* **What you will do**: Retype all material exactly. Pictures stay out of the copy.

Dataset entries:
::::::::::

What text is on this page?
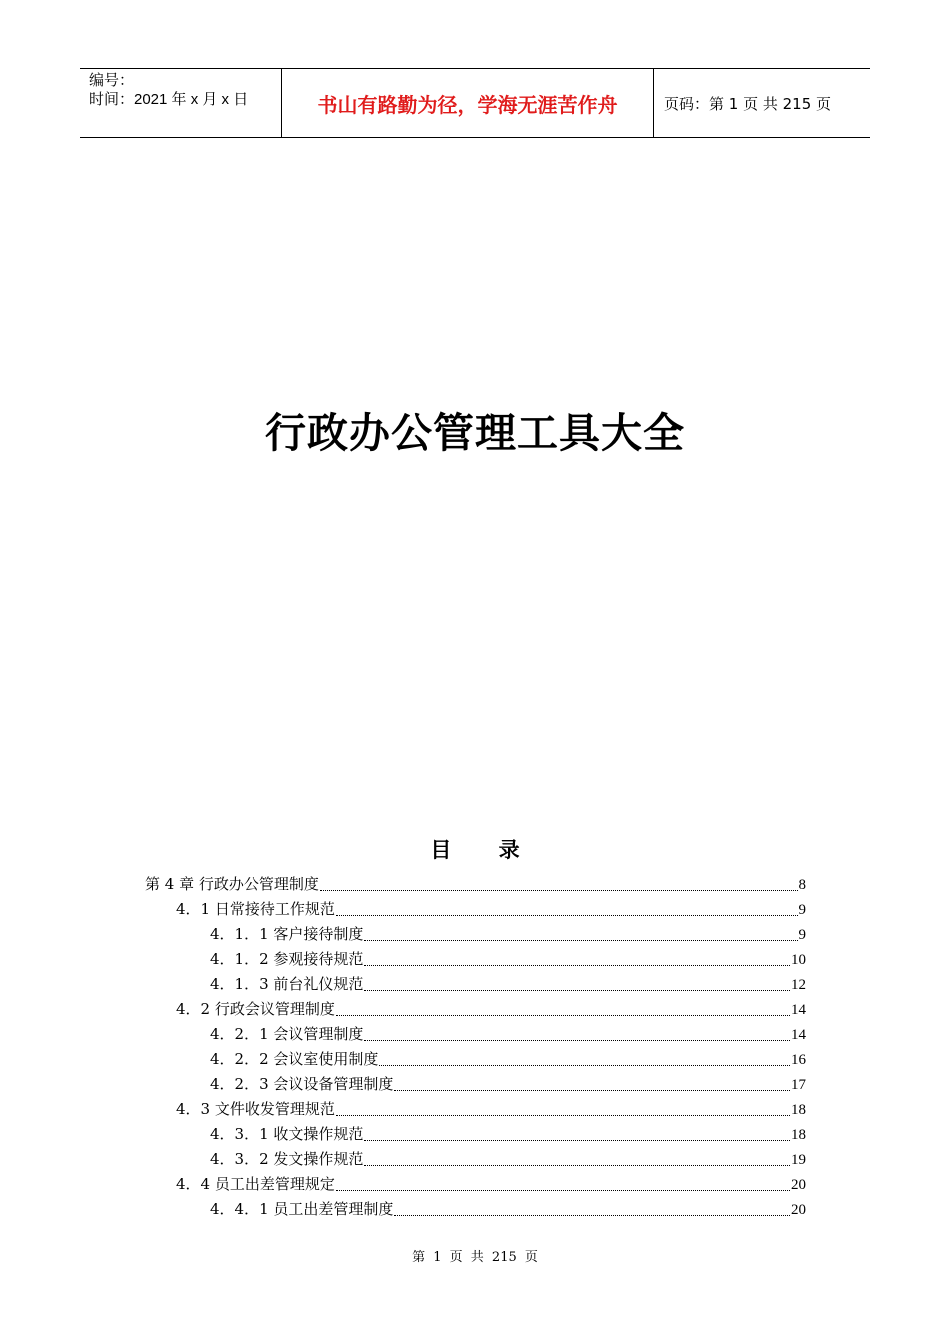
编号：
时间：2021 年 x 月 x 日	书山有路勤为径，学海无涯苦作舟	页码：第 1 页 共 215 页
行政办公管理工具大全
目 录
第 4 章 行政办公管理制度	8
4．1 日常接待工作规范	9
4．1．1 客户接待制度	9
4．1．2 参观接待规范	10
4．1．3 前台礼仪规范	12
4．2 行政会议管理制度	14
4．2．1 会议管理制度	14
4．2．2 会议室使用制度	16
4．2．3 会议设备管理制度	17
4．3 文件收发管理规范	18
4．3．1 收文操作规范	18
4．3．2 发文操作规范	19
4．4 员工出差管理规定	20
4．4．1 员工出差管理制度	20
第 1 页 共 215 页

::::::::::

* **Answer to the task**:
What text is on this page?
编号：
时间：2021 年 x 月 x 日	书山有路勤为径，学海无涯苦作舟	页码：第 1 页 共 215 页
行政办公管理工具大全
目 录
第 4 章 行政办公管理制度	8
4．1 日常接待工作规范	9
4．1．1 客户接待制度	9
4．1．2 参观接待规范	10
4．1．3 前台礼仪规范	12
4．2 行政会议管理制度	14
4．2．1 会议管理制度	14
4．2．2 会议室使用制度	16
4．2．3 会议设备管理制度	17
4．3 文件收发管理规范	18
4．3．1 收文操作规范	18
4．3．2 发文操作规范	19
4．4 员工出差管理规定	20
4．4．1 员工出差管理制度	20
第 1 页 共 215 页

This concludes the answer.